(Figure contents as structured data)
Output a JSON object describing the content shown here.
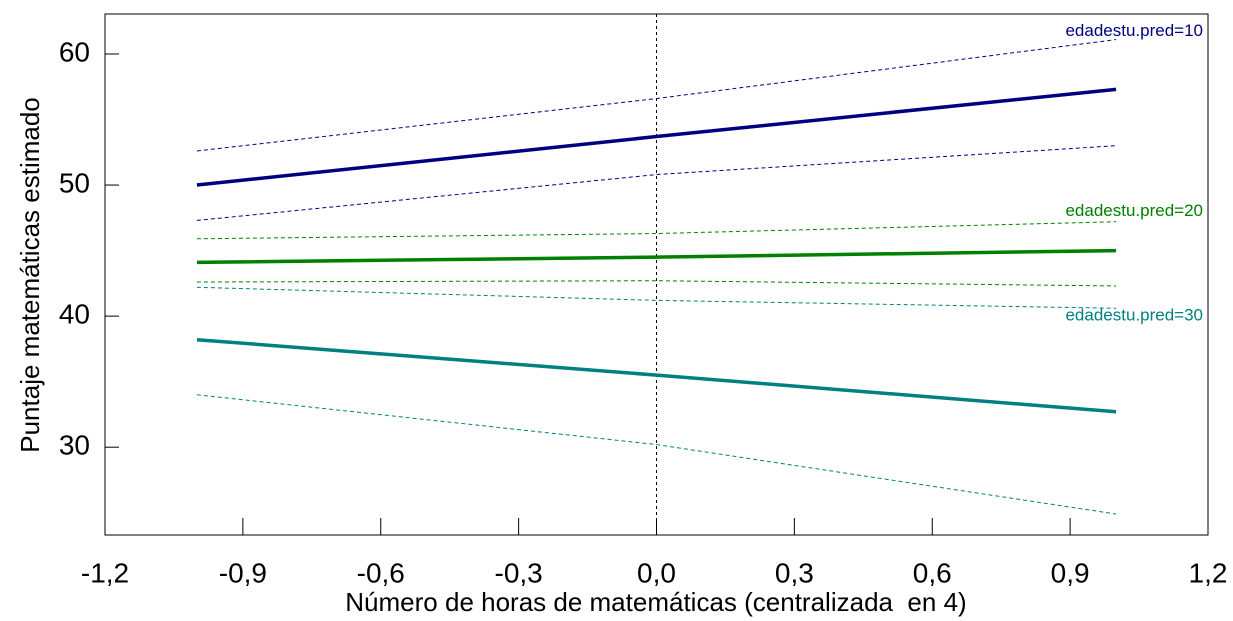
{
  "chart_data": {
    "type": "line",
    "xlabel": "Número de horas de matemáticas (centralizada  en 4)",
    "ylabel": "Puntaje matemáticas estimado",
    "x": [
      -1,
      0,
      1
    ],
    "series": [
      {
        "name": "edadestu.pred=10",
        "color": "#000080",
        "values": [
          50.0,
          53.7,
          57.3
        ],
        "lower": [
          47.3,
          50.8,
          53.0
        ],
        "upper": [
          52.6,
          56.6,
          61.1
        ]
      },
      {
        "name": "edadestu.pred=20",
        "color": "#008000",
        "values": [
          44.1,
          44.5,
          45.0
        ],
        "lower": [
          42.6,
          42.7,
          42.3
        ],
        "upper": [
          45.9,
          46.3,
          47.2
        ]
      },
      {
        "name": "edadestu.pred=30",
        "color": "#008080",
        "values": [
          38.2,
          35.5,
          32.7
        ],
        "lower": [
          34.0,
          30.2,
          24.9
        ],
        "upper": [
          42.2,
          41.2,
          40.6
        ]
      }
    ],
    "xlim": [
      -1.2,
      1.2
    ],
    "xticks": [
      {
        "value": -1.2,
        "label": "-1,2"
      },
      {
        "value": -0.9,
        "label": "-0,9"
      },
      {
        "value": -0.6,
        "label": "-0,6"
      },
      {
        "value": -0.3,
        "label": "-0,3"
      },
      {
        "value": 0,
        "label": "0,0"
      },
      {
        "value": 0.3,
        "label": "0,3"
      },
      {
        "value": 0.6,
        "label": "0,6"
      },
      {
        "value": 0.9,
        "label": "0,9"
      },
      {
        "value": 1.2,
        "label": "1,2"
      }
    ],
    "ylim": [
      23.3,
      63.05
    ],
    "yticks": [
      30,
      40,
      50,
      60
    ],
    "vline": 0
  }
}
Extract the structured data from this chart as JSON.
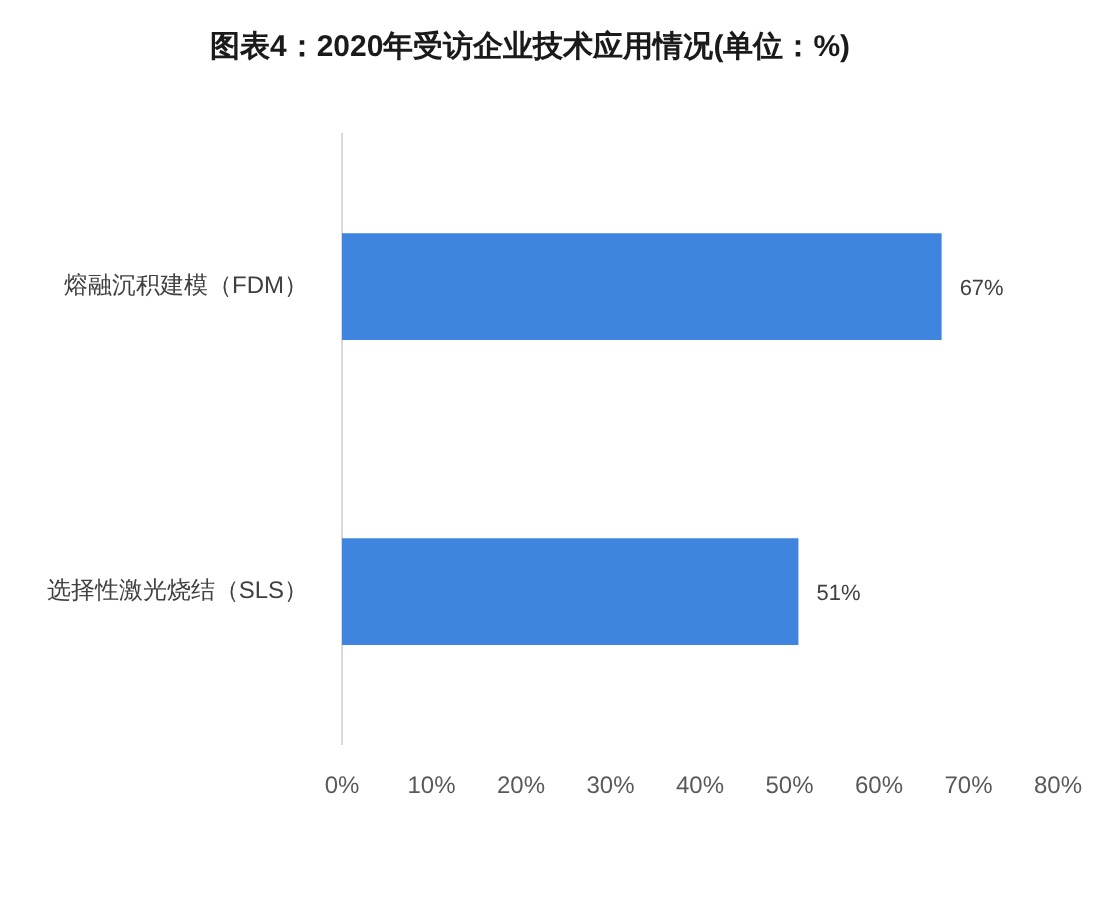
{
  "chart_data": {
    "type": "bar",
    "orientation": "horizontal",
    "title": "图表4：2020年受访企业技术应用情况(单位：%)",
    "categories": [
      "熔融沉积建模（FDM）",
      "选择性激光烧结（SLS）"
    ],
    "values": [
      67,
      51
    ],
    "color": "#3f85e0",
    "value_labels": [
      "67%",
      "51%"
    ],
    "xlim": [
      0,
      80
    ],
    "xticks": [
      {
        "value": 0,
        "label": "0%"
      },
      {
        "value": 10,
        "label": "10%"
      },
      {
        "value": 20,
        "label": "20%"
      },
      {
        "value": 30,
        "label": "30%"
      },
      {
        "value": 40,
        "label": "40%"
      },
      {
        "value": 50,
        "label": "50%"
      },
      {
        "value": 60,
        "label": "60%"
      },
      {
        "value": 70,
        "label": "70%"
      },
      {
        "value": 80,
        "label": "80%"
      }
    ],
    "grid": false,
    "legend": false
  }
}
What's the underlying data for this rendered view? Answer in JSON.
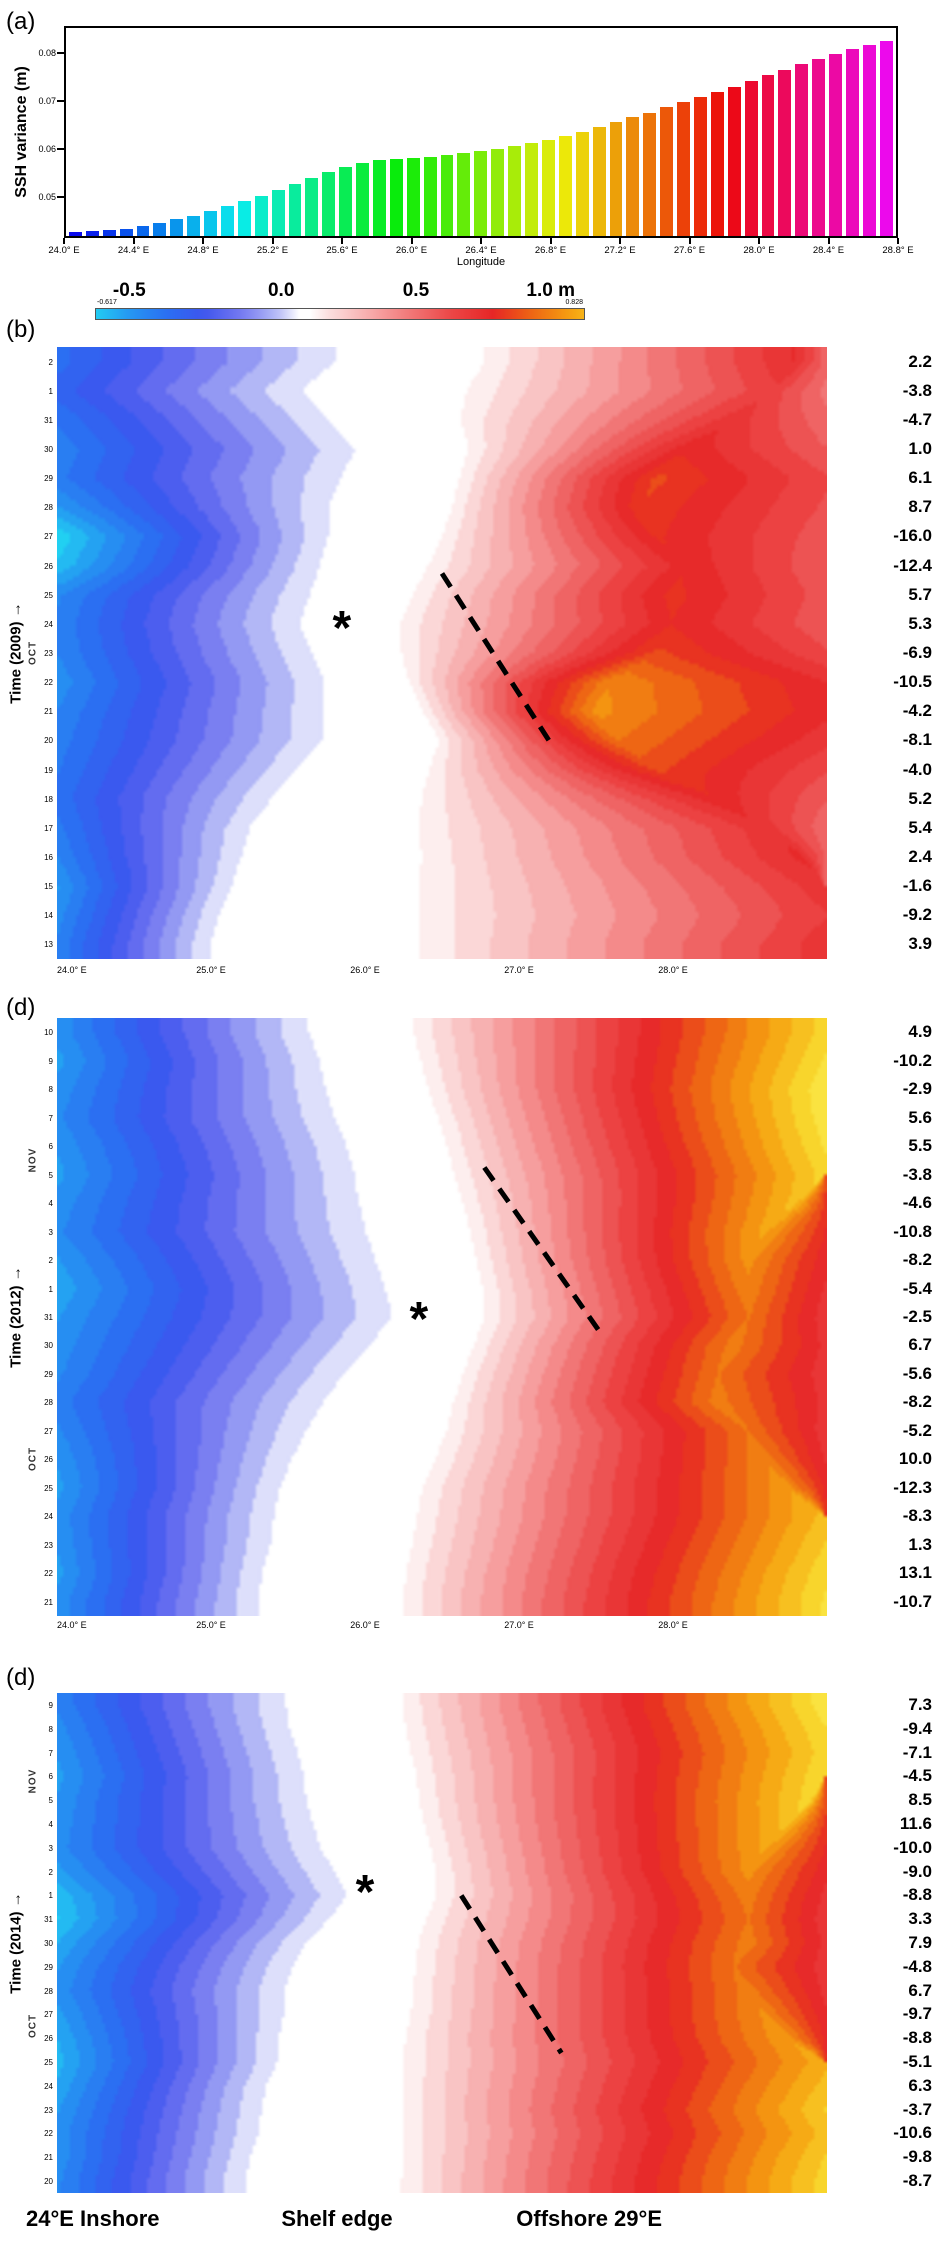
{
  "figure": {
    "bottom_labels": {
      "left": "24°E Inshore",
      "center": "Shelf edge",
      "right": "Offshore  29°E"
    }
  },
  "colors": {
    "colormap": [
      [
        -0.72,
        "#18e8f2"
      ],
      [
        -0.62,
        "#22cdf2"
      ],
      [
        -0.52,
        "#2597f2"
      ],
      [
        -0.4,
        "#2b6df2"
      ],
      [
        -0.3,
        "#3d55ee"
      ],
      [
        -0.2,
        "#6f74f0"
      ],
      [
        -0.12,
        "#9ba1f4"
      ],
      [
        -0.06,
        "#c9ccf8"
      ],
      [
        -0.02,
        "#ffffff"
      ],
      [
        0.02,
        "#ffffff"
      ],
      [
        0.06,
        "#fce4e4"
      ],
      [
        0.13,
        "#f9c6c6"
      ],
      [
        0.22,
        "#f6a0a0"
      ],
      [
        0.32,
        "#f17474"
      ],
      [
        0.44,
        "#ec4545"
      ],
      [
        0.56,
        "#e62525"
      ],
      [
        0.67,
        "#ee6414"
      ],
      [
        0.79,
        "#f5a010"
      ],
      [
        0.89,
        "#f8d228"
      ],
      [
        1.0,
        "#fbf558"
      ]
    ]
  },
  "chart_data": [
    {
      "id": "panel-a",
      "type": "bar",
      "label": "(a)",
      "ylabel": "SSH variance (m)",
      "xlabel": "Longitude",
      "ylim": [
        0.0415,
        0.0855
      ],
      "yticks": [
        0.05,
        0.06,
        0.07,
        0.08
      ],
      "ytick_labels": [
        "0.05",
        "0.06",
        "0.07",
        "0.08"
      ],
      "xtick_labels": [
        "24.0° E",
        "24.4° E",
        "24.8° E",
        "25.2° E",
        "25.6° E",
        "26.0° E",
        "26.4° E",
        "26.8° E",
        "27.2° E",
        "27.6° E",
        "28.0° E",
        "28.4° E",
        "28.8° E"
      ],
      "lon_start": 24.0,
      "lon_step": 0.1,
      "lon_end": 28.8,
      "n_bars": 49,
      "values": [
        0.0424,
        0.0426,
        0.0428,
        0.0431,
        0.0436,
        0.0443,
        0.045,
        0.0458,
        0.0468,
        0.0478,
        0.049,
        0.05,
        0.0512,
        0.0525,
        0.0538,
        0.0551,
        0.0562,
        0.057,
        0.0575,
        0.0578,
        0.058,
        0.0583,
        0.0586,
        0.059,
        0.0594,
        0.0599,
        0.0605,
        0.0612,
        0.0619,
        0.0627,
        0.0636,
        0.0646,
        0.0656,
        0.0666,
        0.0676,
        0.0687,
        0.0698,
        0.0709,
        0.072,
        0.0731,
        0.0743,
        0.0755,
        0.0767,
        0.0779,
        0.079,
        0.08,
        0.081,
        0.082,
        0.0828
      ]
    },
    {
      "id": "panel-b",
      "type": "heatmap",
      "label": "(b)",
      "year": "2009",
      "time_label": "Time  (2009) →",
      "colorbar": {
        "vmin": -0.617,
        "vmax": 0.828,
        "min_label": "-0.617",
        "max_label": "0.828",
        "ticks": [
          {
            "label": "-0.5",
            "pos": 0.07
          },
          {
            "label": "0.0",
            "pos": 0.38
          },
          {
            "label": "0.5",
            "pos": 0.655
          },
          {
            "label": "1.0 m",
            "pos": 0.93
          }
        ]
      },
      "months": [
        {
          "label": "OCT",
          "row": 10.0
        }
      ],
      "dates": [
        "2",
        "1",
        "31",
        "30",
        "29",
        "28",
        "27",
        "26",
        "25",
        "24",
        "23",
        "22",
        "21",
        "20",
        "19",
        "18",
        "17",
        "16",
        "15",
        "14",
        "13"
      ],
      "right_values": [
        "2.2",
        "-3.8",
        "-4.7",
        "1.0",
        "6.1",
        "8.7",
        "-16.0",
        "-12.4",
        "5.7",
        "5.3",
        "-6.9",
        "-10.5",
        "-4.2",
        "-8.1",
        "-4.0",
        "5.2",
        "5.4",
        "2.4",
        "-1.6",
        "-9.2",
        "3.9"
      ],
      "xticks": [
        "24.0° E",
        "25.0° E",
        "26.0° E",
        "27.0° E",
        "28.0° E"
      ],
      "rows": [
        [
          -0.4,
          0.465,
          0.075,
          0.52,
          0.96
        ],
        [
          -0.36,
          0.43,
          0.085,
          0.46,
          0.93
        ],
        [
          -0.42,
          0.445,
          0.065,
          0.5,
          0.88
        ],
        [
          -0.46,
          0.47,
          0.055,
          0.55,
          0.82
        ],
        [
          -0.44,
          0.455,
          0.06,
          0.62,
          0.78
        ],
        [
          -0.52,
          0.44,
          0.065,
          0.6,
          0.76
        ],
        [
          -0.64,
          0.43,
          0.06,
          0.57,
          0.78
        ],
        [
          -0.6,
          0.415,
          0.055,
          0.55,
          0.82
        ],
        [
          -0.48,
          0.4,
          0.05,
          0.58,
          0.8
        ],
        [
          -0.46,
          0.385,
          0.048,
          0.56,
          0.8
        ],
        [
          -0.47,
          0.395,
          0.042,
          0.62,
          0.78
        ],
        [
          -0.5,
          0.41,
          0.04,
          0.74,
          0.72
        ],
        [
          -0.47,
          0.42,
          0.05,
          0.76,
          0.7
        ],
        [
          -0.45,
          0.43,
          0.06,
          0.7,
          0.73
        ],
        [
          -0.43,
          0.405,
          0.07,
          0.62,
          0.78
        ],
        [
          -0.41,
          0.38,
          0.08,
          0.55,
          0.86
        ],
        [
          -0.44,
          0.36,
          0.092,
          0.5,
          0.92
        ],
        [
          -0.47,
          0.355,
          0.1,
          0.53,
          0.97
        ],
        [
          -0.52,
          0.345,
          0.105,
          0.5,
          1.0
        ],
        [
          -0.49,
          0.335,
          0.112,
          0.47,
          1.0
        ],
        [
          -0.46,
          0.33,
          0.118,
          0.5,
          1.0
        ]
      ],
      "asterisk": {
        "symbol": "*",
        "x": 0.37,
        "y": 0.46
      },
      "dash": {
        "x1": 0.5,
        "y1": 0.37,
        "x2": 0.645,
        "y2": 0.655
      }
    },
    {
      "id": "panel-c",
      "type": "heatmap",
      "label": "(d)",
      "year": "2012",
      "time_label": "Time  (2012) →",
      "months": [
        {
          "label": "NOV",
          "row": 4.5
        },
        {
          "label": "OCT",
          "row": 15.0
        }
      ],
      "dates": [
        "10",
        "9",
        "8",
        "7",
        "6",
        "5",
        "4",
        "3",
        "2",
        "1",
        "31",
        "30",
        "29",
        "28",
        "27",
        "26",
        "25",
        "24",
        "23",
        "22",
        "21"
      ],
      "right_values": [
        "4.9",
        "-10.2",
        "-2.9",
        "5.6",
        "5.5",
        "-3.8",
        "-4.6",
        "-10.8",
        "-8.2",
        "-5.4",
        "-2.5",
        "6.7",
        "-5.6",
        "-8.2",
        "-5.2",
        "10.0",
        "-12.3",
        "-8.3",
        "1.3",
        "13.1",
        "-10.7"
      ],
      "xticks": [
        "24.0° E",
        "25.0° E",
        "26.0° E",
        "27.0° E",
        "28.0° E"
      ],
      "rows": [
        [
          -0.5,
          0.4,
          0.052,
          0.9,
          1.0
        ],
        [
          -0.53,
          0.412,
          0.05,
          0.93,
          1.0
        ],
        [
          -0.5,
          0.422,
          0.05,
          0.96,
          1.0
        ],
        [
          -0.48,
          0.435,
          0.05,
          0.95,
          1.0
        ],
        [
          -0.51,
          0.448,
          0.048,
          0.93,
          1.0
        ],
        [
          -0.53,
          0.458,
          0.048,
          0.9,
          1.0
        ],
        [
          -0.5,
          0.468,
          0.05,
          0.85,
          0.96
        ],
        [
          -0.48,
          0.478,
          0.05,
          0.8,
          0.92
        ],
        [
          -0.52,
          0.488,
          0.048,
          0.76,
          0.9
        ],
        [
          -0.55,
          0.498,
          0.046,
          0.73,
          0.9
        ],
        [
          -0.52,
          0.505,
          0.042,
          0.7,
          0.9
        ],
        [
          -0.5,
          0.482,
          0.05,
          0.72,
          0.88
        ],
        [
          -0.48,
          0.458,
          0.06,
          0.7,
          0.86
        ],
        [
          -0.45,
          0.438,
          0.068,
          0.72,
          0.86
        ],
        [
          -0.48,
          0.42,
          0.075,
          0.7,
          0.9
        ],
        [
          -0.51,
          0.402,
          0.078,
          0.73,
          0.92
        ],
        [
          -0.53,
          0.385,
          0.078,
          0.78,
          0.95
        ],
        [
          -0.5,
          0.378,
          0.078,
          0.85,
          1.0
        ],
        [
          -0.51,
          0.372,
          0.078,
          0.88,
          1.0
        ],
        [
          -0.53,
          0.362,
          0.08,
          0.91,
          1.0
        ],
        [
          -0.5,
          0.358,
          0.08,
          0.93,
          1.0
        ]
      ],
      "asterisk": {
        "symbol": "*",
        "x": 0.47,
        "y": 0.505
      },
      "dash": {
        "x1": 0.555,
        "y1": 0.25,
        "x2": 0.705,
        "y2": 0.525
      }
    },
    {
      "id": "panel-d",
      "type": "heatmap",
      "label": "(d)",
      "year": "2014",
      "time_label": "Time  (2014) →",
      "months": [
        {
          "label": "NOV",
          "row": 3.2
        },
        {
          "label": "OCT",
          "row": 13.5
        }
      ],
      "dates": [
        "9",
        "8",
        "7",
        "6",
        "5",
        "4",
        "3",
        "2",
        "1",
        "31",
        "30",
        "29",
        "28",
        "27",
        "26",
        "25",
        "24",
        "23",
        "22",
        "21",
        "20"
      ],
      "right_values": [
        "7.3",
        "-9.4",
        "-7.1",
        "-4.5",
        "8.5",
        "11.6",
        "-10.0",
        "-9.0",
        "-8.8",
        "3.3",
        "7.9",
        "-4.8",
        "6.7",
        "-9.7",
        "-8.8",
        "-5.1",
        "6.3",
        "-3.7",
        "-10.6",
        "-9.8",
        "-8.7"
      ],
      "xticks": [],
      "rows": [
        [
          -0.46,
          0.378,
          0.06,
          0.95,
          1.0
        ],
        [
          -0.49,
          0.382,
          0.06,
          0.92,
          1.0
        ],
        [
          -0.51,
          0.39,
          0.058,
          0.9,
          1.0
        ],
        [
          -0.53,
          0.398,
          0.058,
          0.92,
          1.0
        ],
        [
          -0.51,
          0.402,
          0.058,
          0.9,
          0.98
        ],
        [
          -0.5,
          0.41,
          0.056,
          0.85,
          0.95
        ],
        [
          -0.49,
          0.42,
          0.055,
          0.8,
          0.92
        ],
        [
          -0.53,
          0.432,
          0.05,
          0.76,
          0.9
        ],
        [
          -0.59,
          0.44,
          0.042,
          0.72,
          0.9
        ],
        [
          -0.61,
          0.42,
          0.048,
          0.7,
          0.9
        ],
        [
          -0.56,
          0.4,
          0.058,
          0.72,
          0.9
        ],
        [
          -0.52,
          0.39,
          0.065,
          0.7,
          0.88
        ],
        [
          -0.5,
          0.382,
          0.068,
          0.72,
          0.9
        ],
        [
          -0.53,
          0.38,
          0.068,
          0.75,
          0.92
        ],
        [
          -0.56,
          0.372,
          0.068,
          0.78,
          0.95
        ],
        [
          -0.58,
          0.37,
          0.068,
          0.82,
          1.0
        ],
        [
          -0.55,
          0.362,
          0.075,
          0.85,
          1.0
        ],
        [
          -0.52,
          0.36,
          0.078,
          0.88,
          1.0
        ],
        [
          -0.5,
          0.358,
          0.08,
          0.85,
          1.0
        ],
        [
          -0.5,
          0.352,
          0.085,
          0.88,
          1.0
        ],
        [
          -0.48,
          0.348,
          0.088,
          0.9,
          1.0
        ]
      ],
      "asterisk": {
        "symbol": "*",
        "x": 0.4,
        "y": 0.4
      },
      "dash": {
        "x1": 0.525,
        "y1": 0.405,
        "x2": 0.655,
        "y2": 0.72
      }
    }
  ]
}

→ **OBJECTIVE**
Gather every line from the listing above in which the word "xlabel" appears.

→ **WORKED SOLUTION**
    "xlabel": "Número de horas de matemáticas (centralizada  en 4)",
      "xlabel": "Longitude",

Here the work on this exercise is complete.